§ BRIEF:
Leave out the pictures and copy the remaining records exactly.

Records

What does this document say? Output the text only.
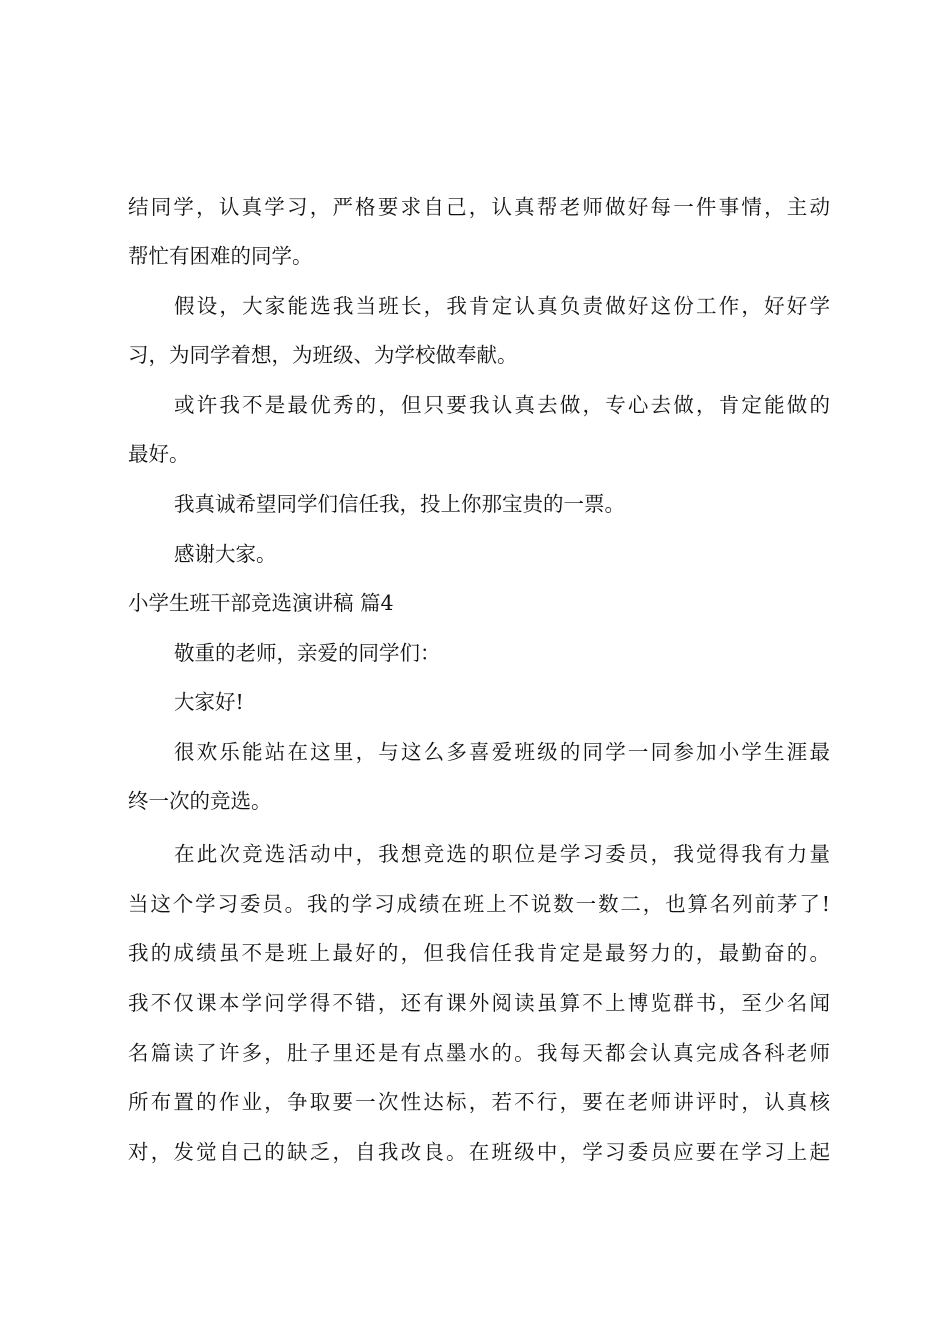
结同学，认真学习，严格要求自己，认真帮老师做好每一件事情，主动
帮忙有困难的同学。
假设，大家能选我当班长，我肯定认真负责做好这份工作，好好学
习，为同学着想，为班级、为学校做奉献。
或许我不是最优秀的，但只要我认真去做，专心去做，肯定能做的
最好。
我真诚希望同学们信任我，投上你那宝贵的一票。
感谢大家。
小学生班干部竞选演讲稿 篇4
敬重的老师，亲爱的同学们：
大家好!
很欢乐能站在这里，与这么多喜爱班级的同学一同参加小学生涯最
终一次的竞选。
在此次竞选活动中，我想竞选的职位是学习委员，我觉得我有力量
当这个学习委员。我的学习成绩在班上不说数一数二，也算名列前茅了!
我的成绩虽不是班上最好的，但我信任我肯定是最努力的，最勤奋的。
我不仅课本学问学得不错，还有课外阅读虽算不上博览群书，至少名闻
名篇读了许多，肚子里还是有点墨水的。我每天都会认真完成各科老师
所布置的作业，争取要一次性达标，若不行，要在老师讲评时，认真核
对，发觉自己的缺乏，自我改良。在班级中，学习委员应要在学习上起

§ THE RESULT:
What does this document say? Output the text only.
结同学，认真学习，严格要求自己，认真帮老师做好每一件事情，主动
帮忙有困难的同学。
假设，大家能选我当班长，我肯定认真负责做好这份工作，好好学
习，为同学着想，为班级、为学校做奉献。
或许我不是最优秀的，但只要我认真去做，专心去做，肯定能做的
最好。
我真诚希望同学们信任我，投上你那宝贵的一票。
感谢大家。
小学生班干部竞选演讲稿 篇4
敬重的老师，亲爱的同学们：
大家好!
很欢乐能站在这里，与这么多喜爱班级的同学一同参加小学生涯最
终一次的竞选。
在此次竞选活动中，我想竞选的职位是学习委员，我觉得我有力量
当这个学习委员。我的学习成绩在班上不说数一数二，也算名列前茅了!
我的成绩虽不是班上最好的，但我信任我肯定是最努力的，最勤奋的。
我不仅课本学问学得不错，还有课外阅读虽算不上博览群书，至少名闻
名篇读了许多，肚子里还是有点墨水的。我每天都会认真完成各科老师
所布置的作业，争取要一次性达标，若不行，要在老师讲评时，认真核
对，发觉自己的缺乏，自我改良。在班级中，学习委员应要在学习上起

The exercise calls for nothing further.